[BEGIN]

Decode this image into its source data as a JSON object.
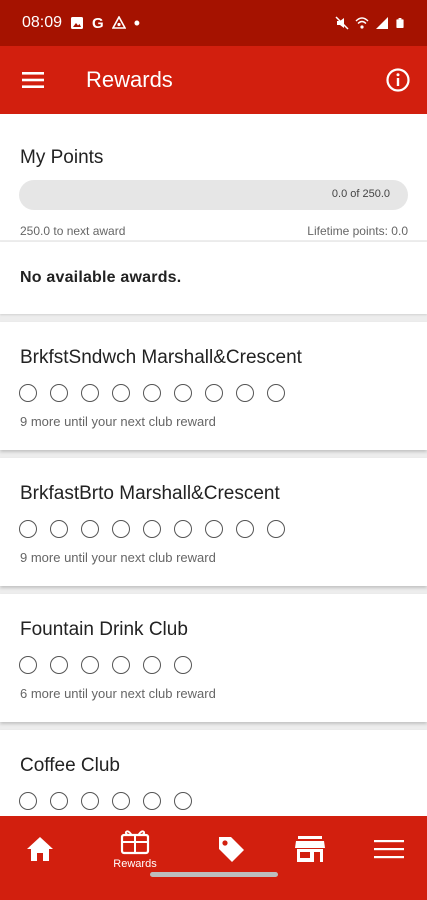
{
  "status_bar": {
    "time": "08:09",
    "extra_icons": [
      "image-icon",
      "google-icon",
      "a-icon",
      "dot-icon"
    ],
    "right_icons": [
      "mute-icon",
      "wifi-icon",
      "signal-icon",
      "battery-icon"
    ],
    "g_letter": "G"
  },
  "app_bar": {
    "title": "Rewards",
    "menu_icon": "menu-icon",
    "info_icon": "info-icon"
  },
  "points": {
    "title": "My Points",
    "progress_text": "0.0 of 250.0",
    "progress_fraction": 0.0,
    "to_next": "250.0 to next award",
    "lifetime": "Lifetime points: 0.0"
  },
  "awards": {
    "text": "No available awards."
  },
  "clubs": [
    {
      "name": "BrkfstSndwch Marshall&Crescent",
      "circles": 9,
      "message": "9 more until your next club reward"
    },
    {
      "name": "BrkfastBrto Marshall&Crescent",
      "circles": 9,
      "message": "9 more until your next club reward"
    },
    {
      "name": "Fountain Drink Club",
      "circles": 6,
      "message": "6 more until your next club reward"
    },
    {
      "name": "Coffee Club",
      "circles": 6,
      "message": ""
    }
  ],
  "bottom_nav": {
    "items": [
      {
        "icon": "home-icon",
        "label": ""
      },
      {
        "icon": "rewards-icon",
        "label": "Rewards"
      },
      {
        "icon": "tag-icon",
        "label": ""
      },
      {
        "icon": "store-icon",
        "label": ""
      },
      {
        "icon": "menu-icon",
        "label": ""
      }
    ]
  },
  "colors": {
    "primary": "#d21f0e",
    "status_bar": "#a51200",
    "background": "#ededed"
  }
}
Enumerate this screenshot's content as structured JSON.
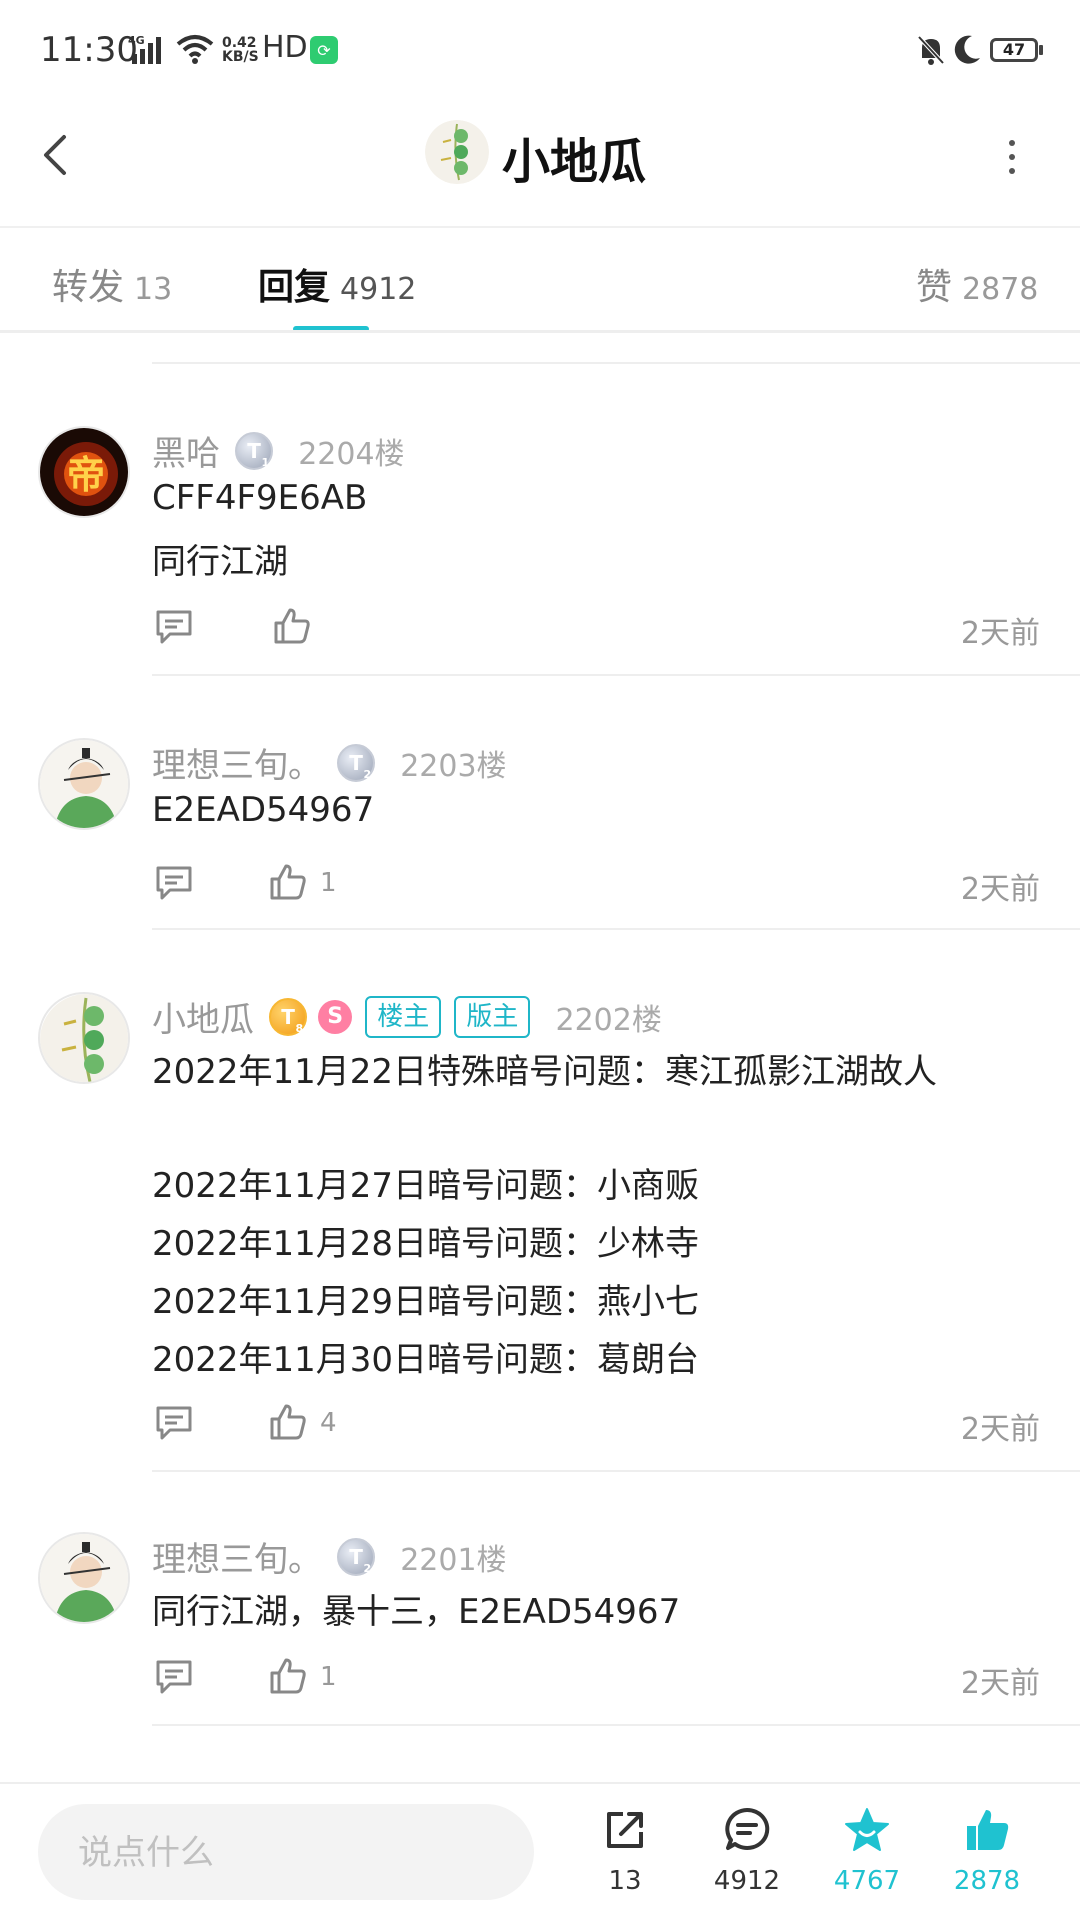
{
  "status_bar": {
    "time": "11:30",
    "network": "4G",
    "speed_value": "0.42",
    "speed_unit": "KB/S",
    "hd": "HD",
    "battery": "47"
  },
  "header": {
    "title": "小地瓜"
  },
  "tabs": [
    {
      "label": "转发",
      "count": "13"
    },
    {
      "label": "回复",
      "count": "4912"
    },
    {
      "label": "赞",
      "count": "2878"
    }
  ],
  "posts": [
    {
      "username": "黑哈",
      "level": "T",
      "level_num": "1",
      "floor": "2204楼",
      "lines": [
        "CFF4F9E6AB",
        "同行江湖"
      ],
      "like_count": "",
      "time": "2天前"
    },
    {
      "username": "理想三旬。",
      "level": "T",
      "level_num": "2",
      "floor": "2203楼",
      "lines": [
        "E2EAD54967"
      ],
      "like_count": "1",
      "time": "2天前"
    },
    {
      "username": "小地瓜",
      "level": "T",
      "level_num": "8",
      "badge": "S",
      "tags": [
        "楼主",
        "版主"
      ],
      "floor": "2202楼",
      "lines": [
        "2022年11月22日特殊暗号问题：寒江孤影江湖故人",
        "",
        "2022年11月27日暗号问题：小商贩",
        "2022年11月28日暗号问题：少林寺",
        "2022年11月29日暗号问题：燕小七",
        "2022年11月30日暗号问题：葛朗台"
      ],
      "like_count": "4",
      "time": "2天前"
    },
    {
      "username": "理想三旬。",
      "level": "T",
      "level_num": "2",
      "floor": "2201楼",
      "lines": [
        "同行江湖，暴十三，E2EAD54967"
      ],
      "like_count": "1",
      "time": "2天前"
    }
  ],
  "bottom_bar": {
    "input_placeholder": "说点什么",
    "share_count": "13",
    "comment_count": "4912",
    "favorite_count": "4767",
    "like_count": "2878"
  },
  "colors": {
    "accent": "#1fc2d0",
    "muted": "#999999"
  },
  "icons": [
    "back-arrow-icon",
    "more-vertical-icon",
    "comment-icon",
    "thumb-up-icon",
    "share-icon",
    "star-icon",
    "bell-off-icon",
    "moon-icon",
    "wifi-icon",
    "signal-icon"
  ]
}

[END]

_Directive_: Check each line above for the string "image", then copy the ones that have it.

_Exercise output_:
Decode this image into its source data as a JSON object.
      "image-icon",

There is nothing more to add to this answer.